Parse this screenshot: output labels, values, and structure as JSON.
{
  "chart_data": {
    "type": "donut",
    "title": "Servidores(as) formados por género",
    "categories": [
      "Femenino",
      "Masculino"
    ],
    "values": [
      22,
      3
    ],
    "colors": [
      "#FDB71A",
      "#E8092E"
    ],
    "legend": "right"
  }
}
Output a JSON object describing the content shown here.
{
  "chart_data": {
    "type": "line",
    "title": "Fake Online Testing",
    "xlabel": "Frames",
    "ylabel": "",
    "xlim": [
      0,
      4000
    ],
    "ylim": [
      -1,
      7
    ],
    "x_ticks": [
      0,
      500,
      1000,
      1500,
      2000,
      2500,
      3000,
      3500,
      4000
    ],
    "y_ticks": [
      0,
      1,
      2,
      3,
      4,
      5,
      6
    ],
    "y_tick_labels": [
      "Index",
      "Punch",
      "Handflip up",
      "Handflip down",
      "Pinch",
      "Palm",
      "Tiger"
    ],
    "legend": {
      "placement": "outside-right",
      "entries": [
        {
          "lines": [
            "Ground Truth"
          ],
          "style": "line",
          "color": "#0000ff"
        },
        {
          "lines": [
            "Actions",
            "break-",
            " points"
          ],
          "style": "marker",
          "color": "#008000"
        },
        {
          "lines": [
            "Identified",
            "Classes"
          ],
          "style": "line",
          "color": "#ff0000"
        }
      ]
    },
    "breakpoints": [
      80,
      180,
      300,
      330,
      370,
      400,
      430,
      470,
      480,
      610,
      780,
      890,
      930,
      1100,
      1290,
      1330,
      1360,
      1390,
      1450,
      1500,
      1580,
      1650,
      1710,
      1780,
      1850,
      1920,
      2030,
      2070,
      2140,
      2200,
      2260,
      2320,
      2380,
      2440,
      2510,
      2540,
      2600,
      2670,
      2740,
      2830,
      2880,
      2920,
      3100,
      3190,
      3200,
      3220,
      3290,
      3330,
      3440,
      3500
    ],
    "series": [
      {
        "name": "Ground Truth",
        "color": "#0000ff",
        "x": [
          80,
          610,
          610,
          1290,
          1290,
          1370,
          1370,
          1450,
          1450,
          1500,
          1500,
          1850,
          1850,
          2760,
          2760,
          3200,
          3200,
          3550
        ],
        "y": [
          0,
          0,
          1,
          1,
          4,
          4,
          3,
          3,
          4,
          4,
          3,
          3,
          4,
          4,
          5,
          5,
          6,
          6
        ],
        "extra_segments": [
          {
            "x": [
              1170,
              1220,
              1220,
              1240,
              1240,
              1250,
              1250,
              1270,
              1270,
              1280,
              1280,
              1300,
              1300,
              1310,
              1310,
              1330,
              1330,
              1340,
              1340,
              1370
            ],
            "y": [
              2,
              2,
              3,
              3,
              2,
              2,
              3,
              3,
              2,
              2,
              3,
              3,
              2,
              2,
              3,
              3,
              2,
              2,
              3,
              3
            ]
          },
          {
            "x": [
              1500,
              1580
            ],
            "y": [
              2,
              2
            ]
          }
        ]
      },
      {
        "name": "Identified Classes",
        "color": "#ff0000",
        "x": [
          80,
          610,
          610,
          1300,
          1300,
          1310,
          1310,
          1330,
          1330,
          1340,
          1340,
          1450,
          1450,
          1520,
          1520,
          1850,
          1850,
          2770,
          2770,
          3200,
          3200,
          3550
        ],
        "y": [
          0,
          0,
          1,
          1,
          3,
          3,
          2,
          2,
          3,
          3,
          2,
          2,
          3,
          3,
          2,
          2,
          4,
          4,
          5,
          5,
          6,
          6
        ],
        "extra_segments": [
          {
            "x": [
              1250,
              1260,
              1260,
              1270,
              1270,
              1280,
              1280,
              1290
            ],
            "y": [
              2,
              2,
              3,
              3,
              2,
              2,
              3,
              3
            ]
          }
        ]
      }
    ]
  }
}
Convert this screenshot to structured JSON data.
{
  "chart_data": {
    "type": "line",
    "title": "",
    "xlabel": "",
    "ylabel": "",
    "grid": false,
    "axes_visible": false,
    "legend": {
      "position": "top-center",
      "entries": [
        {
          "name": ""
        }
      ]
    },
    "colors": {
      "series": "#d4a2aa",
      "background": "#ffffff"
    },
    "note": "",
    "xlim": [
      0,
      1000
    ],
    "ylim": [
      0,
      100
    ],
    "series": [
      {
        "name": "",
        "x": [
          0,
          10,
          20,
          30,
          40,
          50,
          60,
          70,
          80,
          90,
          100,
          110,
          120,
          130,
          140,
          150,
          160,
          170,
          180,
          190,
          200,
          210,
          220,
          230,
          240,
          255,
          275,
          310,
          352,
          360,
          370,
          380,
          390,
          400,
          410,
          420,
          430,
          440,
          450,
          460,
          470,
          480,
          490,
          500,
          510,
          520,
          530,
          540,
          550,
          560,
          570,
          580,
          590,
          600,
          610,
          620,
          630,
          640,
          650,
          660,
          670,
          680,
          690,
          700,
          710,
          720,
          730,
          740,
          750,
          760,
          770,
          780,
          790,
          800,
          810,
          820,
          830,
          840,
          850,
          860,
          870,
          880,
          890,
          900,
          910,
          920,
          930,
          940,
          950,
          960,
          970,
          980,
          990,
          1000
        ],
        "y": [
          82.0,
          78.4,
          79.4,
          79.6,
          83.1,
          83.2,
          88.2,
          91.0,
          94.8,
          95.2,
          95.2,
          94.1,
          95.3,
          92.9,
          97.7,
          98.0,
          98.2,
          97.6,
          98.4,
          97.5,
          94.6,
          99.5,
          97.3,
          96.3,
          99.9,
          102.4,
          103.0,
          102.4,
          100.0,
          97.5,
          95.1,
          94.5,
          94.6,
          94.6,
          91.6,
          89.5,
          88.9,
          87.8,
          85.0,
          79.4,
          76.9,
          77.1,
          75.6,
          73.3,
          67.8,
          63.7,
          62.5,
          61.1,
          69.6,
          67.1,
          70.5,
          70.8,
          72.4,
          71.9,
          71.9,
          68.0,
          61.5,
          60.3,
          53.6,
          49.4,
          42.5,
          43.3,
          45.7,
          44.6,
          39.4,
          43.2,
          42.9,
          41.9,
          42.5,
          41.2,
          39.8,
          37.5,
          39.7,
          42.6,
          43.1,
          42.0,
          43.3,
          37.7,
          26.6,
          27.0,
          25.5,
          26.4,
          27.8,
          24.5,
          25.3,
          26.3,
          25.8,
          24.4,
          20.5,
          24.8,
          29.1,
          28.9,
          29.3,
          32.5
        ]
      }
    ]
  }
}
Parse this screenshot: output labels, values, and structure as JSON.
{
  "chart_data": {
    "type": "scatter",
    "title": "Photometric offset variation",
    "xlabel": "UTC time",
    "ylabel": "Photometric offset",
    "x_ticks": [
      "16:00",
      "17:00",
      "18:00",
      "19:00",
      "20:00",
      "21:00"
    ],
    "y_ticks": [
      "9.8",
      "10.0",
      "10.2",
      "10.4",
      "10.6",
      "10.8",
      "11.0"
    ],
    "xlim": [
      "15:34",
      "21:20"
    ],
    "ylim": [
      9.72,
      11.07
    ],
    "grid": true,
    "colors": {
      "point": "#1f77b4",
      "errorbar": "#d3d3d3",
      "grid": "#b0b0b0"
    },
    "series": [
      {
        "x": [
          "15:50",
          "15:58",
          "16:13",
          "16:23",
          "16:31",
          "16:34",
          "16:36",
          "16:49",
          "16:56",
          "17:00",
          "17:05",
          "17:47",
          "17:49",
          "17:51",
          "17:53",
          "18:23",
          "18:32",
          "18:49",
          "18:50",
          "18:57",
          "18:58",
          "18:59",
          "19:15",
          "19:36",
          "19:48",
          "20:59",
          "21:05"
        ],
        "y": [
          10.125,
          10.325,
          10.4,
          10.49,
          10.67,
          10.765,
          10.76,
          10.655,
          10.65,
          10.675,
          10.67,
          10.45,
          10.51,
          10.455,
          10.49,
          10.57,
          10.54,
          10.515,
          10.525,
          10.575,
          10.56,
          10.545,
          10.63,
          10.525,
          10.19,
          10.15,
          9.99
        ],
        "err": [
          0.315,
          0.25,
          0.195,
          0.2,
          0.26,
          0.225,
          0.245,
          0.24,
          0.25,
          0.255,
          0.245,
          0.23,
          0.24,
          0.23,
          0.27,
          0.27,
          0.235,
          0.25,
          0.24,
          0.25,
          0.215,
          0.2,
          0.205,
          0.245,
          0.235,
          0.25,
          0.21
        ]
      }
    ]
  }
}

Requirement>
Say how many lines include the word "xlabel"; reply with the number alone.

Written answer>
3